Write every record out again exactly as given.
═════ Task inputs
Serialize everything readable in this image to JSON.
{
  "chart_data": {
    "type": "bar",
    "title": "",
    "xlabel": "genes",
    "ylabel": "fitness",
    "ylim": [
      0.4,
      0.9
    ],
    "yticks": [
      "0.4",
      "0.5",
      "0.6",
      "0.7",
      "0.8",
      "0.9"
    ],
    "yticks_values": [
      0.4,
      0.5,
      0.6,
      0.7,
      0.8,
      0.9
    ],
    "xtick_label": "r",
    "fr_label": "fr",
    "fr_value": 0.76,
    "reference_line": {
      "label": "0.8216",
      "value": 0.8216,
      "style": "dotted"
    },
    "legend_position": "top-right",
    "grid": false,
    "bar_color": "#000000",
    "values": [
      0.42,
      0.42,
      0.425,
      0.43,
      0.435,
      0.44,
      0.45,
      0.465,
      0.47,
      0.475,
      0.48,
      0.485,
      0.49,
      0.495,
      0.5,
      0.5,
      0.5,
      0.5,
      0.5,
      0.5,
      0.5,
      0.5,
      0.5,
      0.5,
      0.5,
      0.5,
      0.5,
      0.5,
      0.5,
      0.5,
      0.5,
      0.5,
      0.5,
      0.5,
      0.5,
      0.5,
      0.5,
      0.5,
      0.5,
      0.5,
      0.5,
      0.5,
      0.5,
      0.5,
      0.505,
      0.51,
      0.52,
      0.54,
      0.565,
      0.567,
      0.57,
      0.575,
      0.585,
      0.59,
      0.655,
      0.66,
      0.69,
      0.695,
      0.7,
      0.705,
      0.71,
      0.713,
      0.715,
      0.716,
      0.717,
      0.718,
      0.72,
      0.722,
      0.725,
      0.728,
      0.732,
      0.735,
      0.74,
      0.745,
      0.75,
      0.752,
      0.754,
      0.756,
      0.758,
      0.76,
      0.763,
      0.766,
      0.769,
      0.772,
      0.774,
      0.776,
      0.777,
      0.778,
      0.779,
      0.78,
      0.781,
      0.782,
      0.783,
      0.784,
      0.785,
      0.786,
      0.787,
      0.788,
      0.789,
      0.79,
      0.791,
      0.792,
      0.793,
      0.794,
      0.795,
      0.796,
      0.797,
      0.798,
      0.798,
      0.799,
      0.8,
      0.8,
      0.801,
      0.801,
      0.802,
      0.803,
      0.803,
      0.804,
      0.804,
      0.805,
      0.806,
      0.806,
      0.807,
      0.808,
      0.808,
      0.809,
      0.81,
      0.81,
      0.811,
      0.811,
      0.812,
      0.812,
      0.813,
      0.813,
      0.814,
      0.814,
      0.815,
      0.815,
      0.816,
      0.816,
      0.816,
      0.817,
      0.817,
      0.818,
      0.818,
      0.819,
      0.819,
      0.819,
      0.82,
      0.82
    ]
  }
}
══════════
_Result of this exercise_
Serialize everything readable in this image to JSON.
{
  "chart_data": {
    "type": "bar",
    "title": "",
    "xlabel": "genes",
    "ylabel": "fitness",
    "ylim": [
      0.4,
      0.9
    ],
    "yticks": [
      "0.4",
      "0.5",
      "0.6",
      "0.7",
      "0.8",
      "0.9"
    ],
    "yticks_values": [
      0.4,
      0.5,
      0.6,
      0.7,
      0.8,
      0.9
    ],
    "xtick_label": "r",
    "fr_label": "fr",
    "fr_value": 0.76,
    "reference_line": {
      "label": "0.8216",
      "value": 0.8216,
      "style": "dotted"
    },
    "legend_position": "top-right",
    "grid": false,
    "bar_color": "#000000",
    "values": [
      0.42,
      0.42,
      0.425,
      0.43,
      0.435,
      0.44,
      0.45,
      0.465,
      0.47,
      0.475,
      0.48,
      0.485,
      0.49,
      0.495,
      0.5,
      0.5,
      0.5,
      0.5,
      0.5,
      0.5,
      0.5,
      0.5,
      0.5,
      0.5,
      0.5,
      0.5,
      0.5,
      0.5,
      0.5,
      0.5,
      0.5,
      0.5,
      0.5,
      0.5,
      0.5,
      0.5,
      0.5,
      0.5,
      0.5,
      0.5,
      0.5,
      0.5,
      0.5,
      0.5,
      0.505,
      0.51,
      0.52,
      0.54,
      0.565,
      0.567,
      0.57,
      0.575,
      0.585,
      0.59,
      0.655,
      0.66,
      0.69,
      0.695,
      0.7,
      0.705,
      0.71,
      0.713,
      0.715,
      0.716,
      0.717,
      0.718,
      0.72,
      0.722,
      0.725,
      0.728,
      0.732,
      0.735,
      0.74,
      0.745,
      0.75,
      0.752,
      0.754,
      0.756,
      0.758,
      0.76,
      0.763,
      0.766,
      0.769,
      0.772,
      0.774,
      0.776,
      0.777,
      0.778,
      0.779,
      0.78,
      0.781,
      0.782,
      0.783,
      0.784,
      0.785,
      0.786,
      0.787,
      0.788,
      0.789,
      0.79,
      0.791,
      0.792,
      0.793,
      0.794,
      0.795,
      0.796,
      0.797,
      0.798,
      0.798,
      0.799,
      0.8,
      0.8,
      0.801,
      0.801,
      0.802,
      0.803,
      0.803,
      0.804,
      0.804,
      0.805,
      0.806,
      0.806,
      0.807,
      0.808,
      0.808,
      0.809,
      0.81,
      0.81,
      0.811,
      0.811,
      0.812,
      0.812,
      0.813,
      0.813,
      0.814,
      0.814,
      0.815,
      0.815,
      0.816,
      0.816,
      0.816,
      0.817,
      0.817,
      0.818,
      0.818,
      0.819,
      0.819,
      0.819,
      0.82,
      0.82
    ]
  }
}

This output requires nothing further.